___ EXTRACT TO READ

Reliable-stream errors (StreamError)
Returned from the reliable-stream API on MeshNode.
| Variant | When it fires |
|---|---|
StreamError::WindowFull | Tx-credit window is exhausted; send_with_retry handles this automatically |
StreamError::Backpressure | Scheduler queue is full for a scheduled stream |
StreamError::Closed | Stream is closed locally or by the peer |
StreamError::Reset | Peer sent a SUBPROTOCOL_STREAM_RESET after exhausting retransmit retries; payload includes the reason. Blob-transfer and other consumers map this to a higher-level error promptly instead of stalling to the caller's timeout |
StreamError::Timeout | Stream operation exceeded its configured timeout |
A note on credentials in URLs
Adapter constructors and Debug impls scrub user:password@ from connection URLs before logging or rendering. A misconfigured operator who put a password directly in the URL won't leak it into log sinks — the redactor identifies the rightmost @ in the authority component and replaces the userinfo with [REDACTED].
This is per-adapter behavior, not part of the error API itself, but it shows up in Debug output of every adapter config and is worth knowing about when reading logs.

______
___ DATA LISTING

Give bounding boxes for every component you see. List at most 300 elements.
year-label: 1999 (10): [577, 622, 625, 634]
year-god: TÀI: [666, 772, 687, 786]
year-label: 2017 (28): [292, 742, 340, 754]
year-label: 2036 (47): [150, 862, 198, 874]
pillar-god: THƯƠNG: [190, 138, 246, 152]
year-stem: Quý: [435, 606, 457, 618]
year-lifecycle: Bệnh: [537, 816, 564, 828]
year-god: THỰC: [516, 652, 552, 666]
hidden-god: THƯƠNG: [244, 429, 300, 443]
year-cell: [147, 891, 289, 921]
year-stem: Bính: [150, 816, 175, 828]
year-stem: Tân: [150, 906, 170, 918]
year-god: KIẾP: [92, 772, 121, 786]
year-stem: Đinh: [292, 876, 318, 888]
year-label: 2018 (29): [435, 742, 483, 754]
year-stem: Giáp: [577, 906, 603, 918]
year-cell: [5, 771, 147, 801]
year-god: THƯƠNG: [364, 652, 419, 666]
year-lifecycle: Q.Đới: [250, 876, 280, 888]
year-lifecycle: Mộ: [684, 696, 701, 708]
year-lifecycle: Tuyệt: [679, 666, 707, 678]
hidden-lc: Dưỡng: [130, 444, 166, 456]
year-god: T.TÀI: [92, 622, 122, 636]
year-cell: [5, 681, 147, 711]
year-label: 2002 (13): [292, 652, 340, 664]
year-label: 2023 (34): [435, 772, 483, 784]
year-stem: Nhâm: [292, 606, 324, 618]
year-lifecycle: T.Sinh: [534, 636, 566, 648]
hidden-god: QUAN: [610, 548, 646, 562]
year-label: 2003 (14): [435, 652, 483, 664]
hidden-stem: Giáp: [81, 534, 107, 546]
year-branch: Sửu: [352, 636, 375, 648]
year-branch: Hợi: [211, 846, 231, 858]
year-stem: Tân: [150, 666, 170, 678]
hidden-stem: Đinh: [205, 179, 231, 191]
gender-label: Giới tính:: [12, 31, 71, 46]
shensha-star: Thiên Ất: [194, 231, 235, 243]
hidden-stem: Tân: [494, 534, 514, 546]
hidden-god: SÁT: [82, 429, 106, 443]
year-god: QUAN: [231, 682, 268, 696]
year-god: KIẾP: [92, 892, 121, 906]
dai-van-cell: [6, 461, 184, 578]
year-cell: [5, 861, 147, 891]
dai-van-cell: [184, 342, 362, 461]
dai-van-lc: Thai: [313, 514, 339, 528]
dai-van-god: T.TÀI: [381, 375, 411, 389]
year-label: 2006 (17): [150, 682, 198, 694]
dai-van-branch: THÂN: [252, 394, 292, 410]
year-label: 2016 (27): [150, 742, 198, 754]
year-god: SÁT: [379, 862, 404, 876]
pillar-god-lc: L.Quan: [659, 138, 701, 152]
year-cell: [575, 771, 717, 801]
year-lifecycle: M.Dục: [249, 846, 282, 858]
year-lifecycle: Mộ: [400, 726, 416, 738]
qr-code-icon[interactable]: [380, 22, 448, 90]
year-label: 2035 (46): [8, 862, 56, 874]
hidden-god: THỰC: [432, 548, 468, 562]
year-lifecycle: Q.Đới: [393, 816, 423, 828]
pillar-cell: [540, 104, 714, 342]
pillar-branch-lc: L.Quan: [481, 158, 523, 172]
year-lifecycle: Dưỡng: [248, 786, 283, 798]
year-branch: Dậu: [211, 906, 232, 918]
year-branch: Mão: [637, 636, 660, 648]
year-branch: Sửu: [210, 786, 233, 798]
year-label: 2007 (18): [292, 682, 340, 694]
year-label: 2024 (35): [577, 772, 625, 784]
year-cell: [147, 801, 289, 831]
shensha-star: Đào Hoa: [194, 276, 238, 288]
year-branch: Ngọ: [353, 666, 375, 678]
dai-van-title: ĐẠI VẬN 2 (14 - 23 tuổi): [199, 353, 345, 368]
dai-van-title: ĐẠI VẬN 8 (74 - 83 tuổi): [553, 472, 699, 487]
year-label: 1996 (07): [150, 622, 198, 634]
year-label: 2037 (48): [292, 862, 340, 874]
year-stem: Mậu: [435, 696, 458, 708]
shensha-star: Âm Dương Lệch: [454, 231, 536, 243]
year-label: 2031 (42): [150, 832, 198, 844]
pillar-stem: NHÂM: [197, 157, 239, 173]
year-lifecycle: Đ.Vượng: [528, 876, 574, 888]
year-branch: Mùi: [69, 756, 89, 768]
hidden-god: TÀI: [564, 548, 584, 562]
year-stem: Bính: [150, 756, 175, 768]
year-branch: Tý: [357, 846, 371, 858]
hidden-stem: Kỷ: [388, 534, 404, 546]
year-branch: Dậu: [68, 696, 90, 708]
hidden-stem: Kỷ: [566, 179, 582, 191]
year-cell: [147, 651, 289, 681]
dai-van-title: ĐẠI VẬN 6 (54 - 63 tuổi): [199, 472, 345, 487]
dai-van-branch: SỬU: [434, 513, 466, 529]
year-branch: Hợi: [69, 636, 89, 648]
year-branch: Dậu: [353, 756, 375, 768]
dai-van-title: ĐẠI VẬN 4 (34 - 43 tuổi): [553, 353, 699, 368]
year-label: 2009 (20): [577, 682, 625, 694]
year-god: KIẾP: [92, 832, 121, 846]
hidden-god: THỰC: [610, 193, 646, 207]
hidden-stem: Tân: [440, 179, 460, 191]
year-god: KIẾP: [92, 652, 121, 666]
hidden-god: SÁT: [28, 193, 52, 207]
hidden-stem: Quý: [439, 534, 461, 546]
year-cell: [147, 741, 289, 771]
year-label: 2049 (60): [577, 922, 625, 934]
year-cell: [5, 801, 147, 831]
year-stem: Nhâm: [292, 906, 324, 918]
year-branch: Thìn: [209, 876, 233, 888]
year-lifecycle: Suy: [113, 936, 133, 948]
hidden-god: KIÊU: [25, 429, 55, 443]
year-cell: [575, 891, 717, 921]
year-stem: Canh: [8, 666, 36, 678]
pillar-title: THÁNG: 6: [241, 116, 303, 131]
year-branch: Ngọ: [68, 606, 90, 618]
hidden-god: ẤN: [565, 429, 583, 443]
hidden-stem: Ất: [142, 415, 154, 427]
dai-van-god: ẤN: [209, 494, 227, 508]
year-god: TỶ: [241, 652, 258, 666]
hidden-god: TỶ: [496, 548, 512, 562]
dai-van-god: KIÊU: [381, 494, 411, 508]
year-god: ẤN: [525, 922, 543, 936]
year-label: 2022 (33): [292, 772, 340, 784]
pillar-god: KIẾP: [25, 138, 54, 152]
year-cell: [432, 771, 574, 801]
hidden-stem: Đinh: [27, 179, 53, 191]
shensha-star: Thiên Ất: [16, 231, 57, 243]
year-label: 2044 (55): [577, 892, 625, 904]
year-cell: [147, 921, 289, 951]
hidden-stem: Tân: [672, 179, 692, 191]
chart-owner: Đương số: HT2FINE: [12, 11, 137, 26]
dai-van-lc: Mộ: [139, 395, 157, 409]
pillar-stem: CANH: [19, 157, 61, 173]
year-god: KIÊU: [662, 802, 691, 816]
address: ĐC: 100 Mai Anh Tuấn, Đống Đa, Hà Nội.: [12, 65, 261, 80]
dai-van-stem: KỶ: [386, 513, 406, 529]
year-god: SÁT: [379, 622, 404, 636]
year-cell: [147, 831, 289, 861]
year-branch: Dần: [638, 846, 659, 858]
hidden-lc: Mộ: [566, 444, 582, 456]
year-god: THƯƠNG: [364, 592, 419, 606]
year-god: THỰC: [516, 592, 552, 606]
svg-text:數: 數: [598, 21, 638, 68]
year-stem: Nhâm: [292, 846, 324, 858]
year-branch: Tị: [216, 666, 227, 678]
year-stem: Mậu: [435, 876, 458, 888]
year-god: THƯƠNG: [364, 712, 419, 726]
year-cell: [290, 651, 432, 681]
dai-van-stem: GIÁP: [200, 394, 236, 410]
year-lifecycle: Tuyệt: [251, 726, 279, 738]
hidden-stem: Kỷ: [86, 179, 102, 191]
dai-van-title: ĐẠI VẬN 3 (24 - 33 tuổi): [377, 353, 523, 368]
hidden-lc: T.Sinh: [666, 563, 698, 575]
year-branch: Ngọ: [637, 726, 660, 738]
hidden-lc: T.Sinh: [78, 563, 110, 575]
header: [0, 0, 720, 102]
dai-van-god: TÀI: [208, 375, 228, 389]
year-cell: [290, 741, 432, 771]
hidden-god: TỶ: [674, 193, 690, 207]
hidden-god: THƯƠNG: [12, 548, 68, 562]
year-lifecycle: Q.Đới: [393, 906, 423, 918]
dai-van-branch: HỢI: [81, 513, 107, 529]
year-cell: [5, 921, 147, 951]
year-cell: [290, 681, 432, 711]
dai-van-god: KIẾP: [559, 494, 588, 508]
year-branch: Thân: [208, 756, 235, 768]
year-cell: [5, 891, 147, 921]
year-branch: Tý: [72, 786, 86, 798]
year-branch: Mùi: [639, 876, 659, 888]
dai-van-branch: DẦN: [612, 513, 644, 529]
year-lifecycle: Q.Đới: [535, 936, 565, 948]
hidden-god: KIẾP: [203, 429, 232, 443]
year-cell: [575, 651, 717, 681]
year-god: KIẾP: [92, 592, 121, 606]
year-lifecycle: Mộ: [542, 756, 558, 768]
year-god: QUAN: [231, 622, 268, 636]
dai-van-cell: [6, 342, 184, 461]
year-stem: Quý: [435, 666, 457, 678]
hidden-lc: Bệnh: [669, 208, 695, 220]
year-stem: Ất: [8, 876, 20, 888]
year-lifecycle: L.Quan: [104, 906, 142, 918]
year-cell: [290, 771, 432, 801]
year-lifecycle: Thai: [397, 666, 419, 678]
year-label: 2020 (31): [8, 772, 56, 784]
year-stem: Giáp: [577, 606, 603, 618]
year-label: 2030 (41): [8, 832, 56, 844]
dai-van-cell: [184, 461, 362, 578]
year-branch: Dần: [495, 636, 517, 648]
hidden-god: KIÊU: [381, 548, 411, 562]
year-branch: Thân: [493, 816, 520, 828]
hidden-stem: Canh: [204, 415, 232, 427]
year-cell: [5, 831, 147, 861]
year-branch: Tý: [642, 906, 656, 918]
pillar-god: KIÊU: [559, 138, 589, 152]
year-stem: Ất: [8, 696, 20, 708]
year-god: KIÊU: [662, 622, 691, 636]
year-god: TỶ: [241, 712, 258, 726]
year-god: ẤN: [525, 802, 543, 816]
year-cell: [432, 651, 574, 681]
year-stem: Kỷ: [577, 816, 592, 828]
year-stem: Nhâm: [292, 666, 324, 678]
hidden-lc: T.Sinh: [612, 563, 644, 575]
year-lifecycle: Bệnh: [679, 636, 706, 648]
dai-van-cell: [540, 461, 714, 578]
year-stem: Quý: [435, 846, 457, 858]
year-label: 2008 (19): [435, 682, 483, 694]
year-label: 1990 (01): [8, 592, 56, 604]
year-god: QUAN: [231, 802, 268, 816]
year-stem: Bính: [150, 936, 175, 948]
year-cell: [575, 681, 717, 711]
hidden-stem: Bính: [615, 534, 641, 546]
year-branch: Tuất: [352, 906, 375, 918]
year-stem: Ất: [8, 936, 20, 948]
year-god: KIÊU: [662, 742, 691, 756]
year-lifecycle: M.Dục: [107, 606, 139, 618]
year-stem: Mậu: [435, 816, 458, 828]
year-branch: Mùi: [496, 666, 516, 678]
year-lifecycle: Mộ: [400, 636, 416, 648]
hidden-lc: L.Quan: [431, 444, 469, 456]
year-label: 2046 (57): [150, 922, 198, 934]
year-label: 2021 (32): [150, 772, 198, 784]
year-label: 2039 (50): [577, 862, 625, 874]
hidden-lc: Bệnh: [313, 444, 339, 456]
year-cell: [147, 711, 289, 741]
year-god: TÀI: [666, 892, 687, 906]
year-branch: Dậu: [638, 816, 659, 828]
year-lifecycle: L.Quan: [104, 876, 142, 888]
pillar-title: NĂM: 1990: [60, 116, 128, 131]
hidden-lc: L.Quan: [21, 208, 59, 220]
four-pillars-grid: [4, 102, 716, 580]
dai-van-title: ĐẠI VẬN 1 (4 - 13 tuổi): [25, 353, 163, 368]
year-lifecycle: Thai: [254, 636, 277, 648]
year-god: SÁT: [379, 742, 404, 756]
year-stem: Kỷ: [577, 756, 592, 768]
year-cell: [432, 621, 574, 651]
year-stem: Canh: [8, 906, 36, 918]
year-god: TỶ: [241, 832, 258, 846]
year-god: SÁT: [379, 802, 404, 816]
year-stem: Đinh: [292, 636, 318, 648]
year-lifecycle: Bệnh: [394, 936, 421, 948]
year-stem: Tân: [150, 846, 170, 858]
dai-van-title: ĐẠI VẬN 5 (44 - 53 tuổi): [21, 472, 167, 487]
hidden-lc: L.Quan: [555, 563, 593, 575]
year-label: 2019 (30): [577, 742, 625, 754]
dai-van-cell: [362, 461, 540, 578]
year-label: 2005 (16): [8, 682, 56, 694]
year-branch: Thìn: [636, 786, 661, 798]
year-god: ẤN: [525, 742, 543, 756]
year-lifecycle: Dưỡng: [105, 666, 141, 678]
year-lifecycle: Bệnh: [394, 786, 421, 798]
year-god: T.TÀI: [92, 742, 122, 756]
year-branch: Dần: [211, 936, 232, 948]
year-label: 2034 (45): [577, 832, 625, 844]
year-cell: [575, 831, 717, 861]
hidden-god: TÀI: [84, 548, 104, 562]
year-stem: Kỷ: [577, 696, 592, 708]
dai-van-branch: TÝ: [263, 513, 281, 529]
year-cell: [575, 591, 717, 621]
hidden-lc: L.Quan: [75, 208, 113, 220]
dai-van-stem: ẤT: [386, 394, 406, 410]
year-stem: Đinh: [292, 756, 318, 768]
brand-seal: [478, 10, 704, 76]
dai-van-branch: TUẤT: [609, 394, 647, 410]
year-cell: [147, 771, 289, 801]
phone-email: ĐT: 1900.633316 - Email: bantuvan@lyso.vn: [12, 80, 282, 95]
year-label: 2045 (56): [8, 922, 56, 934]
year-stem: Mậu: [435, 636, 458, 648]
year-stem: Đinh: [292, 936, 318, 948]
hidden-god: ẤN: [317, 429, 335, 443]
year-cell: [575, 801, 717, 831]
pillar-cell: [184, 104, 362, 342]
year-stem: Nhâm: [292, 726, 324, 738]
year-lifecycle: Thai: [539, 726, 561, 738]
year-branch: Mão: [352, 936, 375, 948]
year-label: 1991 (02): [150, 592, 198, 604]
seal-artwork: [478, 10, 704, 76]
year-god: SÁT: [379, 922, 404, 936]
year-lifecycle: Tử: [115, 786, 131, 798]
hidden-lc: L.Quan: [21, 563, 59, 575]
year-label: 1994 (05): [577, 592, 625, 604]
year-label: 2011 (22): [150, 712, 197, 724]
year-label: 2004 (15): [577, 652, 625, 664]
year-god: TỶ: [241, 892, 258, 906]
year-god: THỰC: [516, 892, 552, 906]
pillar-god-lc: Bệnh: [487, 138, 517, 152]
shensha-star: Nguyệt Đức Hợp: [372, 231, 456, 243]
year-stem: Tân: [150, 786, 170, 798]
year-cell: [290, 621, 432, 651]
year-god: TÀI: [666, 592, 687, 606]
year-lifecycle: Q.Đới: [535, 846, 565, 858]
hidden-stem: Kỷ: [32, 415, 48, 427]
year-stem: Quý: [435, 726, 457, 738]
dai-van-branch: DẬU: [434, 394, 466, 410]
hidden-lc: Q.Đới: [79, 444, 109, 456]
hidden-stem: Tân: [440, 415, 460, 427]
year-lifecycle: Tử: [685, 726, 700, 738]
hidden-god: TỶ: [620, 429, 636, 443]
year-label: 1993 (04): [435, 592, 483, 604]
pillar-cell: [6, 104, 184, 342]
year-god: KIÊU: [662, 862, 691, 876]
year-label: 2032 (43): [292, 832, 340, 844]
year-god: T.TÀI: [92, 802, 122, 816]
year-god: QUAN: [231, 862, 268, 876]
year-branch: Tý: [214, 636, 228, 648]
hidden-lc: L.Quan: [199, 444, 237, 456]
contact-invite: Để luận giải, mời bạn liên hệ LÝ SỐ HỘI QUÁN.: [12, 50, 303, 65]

______

**TASK REQUIREMENTS:**
a - Answer these questions about the stream-error text:
(i) Which StreamError variant fires when the scheduler queue is full for a scheduled stream?
(ii) What does the redactor put in place of the userinfo in a connection URL?
(iii) Which @ sign does the redactor identify?
b - From the stream-error text, extract the passage starting with "This is per-adapter" and going on through "when reading logs.", copying it word for word.
This data was taken from a separate source.

**SOLUTIONS TO EACH TASK:**
a -
(i) StreamError::Backpressure
(ii) [REDACTED]
(iii) The rightmost @ in the authority component.

b -
This is per-adapter behavior, not part of the error API itself, but it shows up in Debug output of every adapter config and is worth knowing about when reading logs.